#### [What this task involves]
Word for word, retype every entry in the listing.

........

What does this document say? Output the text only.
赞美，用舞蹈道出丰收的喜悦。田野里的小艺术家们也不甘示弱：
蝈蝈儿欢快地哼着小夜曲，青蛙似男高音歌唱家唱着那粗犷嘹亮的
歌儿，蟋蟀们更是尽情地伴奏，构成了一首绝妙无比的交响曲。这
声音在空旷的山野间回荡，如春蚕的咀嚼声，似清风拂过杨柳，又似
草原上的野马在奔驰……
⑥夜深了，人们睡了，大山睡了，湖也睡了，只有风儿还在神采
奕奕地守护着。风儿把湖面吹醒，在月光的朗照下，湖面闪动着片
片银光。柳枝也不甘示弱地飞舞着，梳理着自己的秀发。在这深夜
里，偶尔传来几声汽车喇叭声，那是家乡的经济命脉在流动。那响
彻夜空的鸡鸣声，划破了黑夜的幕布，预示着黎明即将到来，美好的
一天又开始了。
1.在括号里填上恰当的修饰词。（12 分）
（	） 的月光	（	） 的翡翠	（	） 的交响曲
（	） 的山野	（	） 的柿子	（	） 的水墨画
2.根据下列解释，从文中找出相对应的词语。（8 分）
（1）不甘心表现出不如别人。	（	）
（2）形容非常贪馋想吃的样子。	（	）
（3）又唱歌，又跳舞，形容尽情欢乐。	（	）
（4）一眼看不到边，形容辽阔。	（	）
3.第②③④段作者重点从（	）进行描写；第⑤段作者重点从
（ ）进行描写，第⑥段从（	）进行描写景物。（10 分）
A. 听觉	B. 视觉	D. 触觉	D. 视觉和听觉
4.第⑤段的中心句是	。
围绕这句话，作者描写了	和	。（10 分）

........

#### [Solution for this problem]
What does this document say? Output the text only.
赞美，用舞蹈道出丰收的喜悦。田野里的小艺术家们也不甘示弱：
蝈蝈儿欢快地哼着小夜曲，青蛙似男高音歌唱家唱着那粗犷嘹亮的
歌儿，蟋蟀们更是尽情地伴奏，构成了一首绝妙无比的交响曲。这
声音在空旷的山野间回荡，如春蚕的咀嚼声，似清风拂过杨柳，又似
草原上的野马在奔驰……
⑥夜深了，人们睡了，大山睡了，湖也睡了，只有风儿还在神采
奕奕地守护着。风儿把湖面吹醒，在月光的朗照下，湖面闪动着片
片银光。柳枝也不甘示弱地飞舞着，梳理着自己的秀发。在这深夜
里，偶尔传来几声汽车喇叭声，那是家乡的经济命脉在流动。那响
彻夜空的鸡鸣声，划破了黑夜的幕布，预示着黎明即将到来，美好的
一天又开始了。
1.在括号里填上恰当的修饰词。（12 分）
（	） 的月光	（	） 的翡翠	（	） 的交响曲
（	） 的山野	（	） 的柿子	（	） 的水墨画
2.根据下列解释，从文中找出相对应的词语。（8 分）
（1）不甘心表现出不如别人。	（	）
（2）形容非常贪馋想吃的样子。	（	）
（3）又唱歌，又跳舞，形容尽情欢乐。	（	）
（4）一眼看不到边，形容辽阔。	（	）
3.第②③④段作者重点从（	）进行描写；第⑤段作者重点从
（ ）进行描写，第⑥段从（	）进行描写景物。（10 分）
A. 听觉	B. 视觉	D. 触觉	D. 视觉和听觉
4.第⑤段的中心句是	。
围绕这句话，作者描写了	和	。（10 分）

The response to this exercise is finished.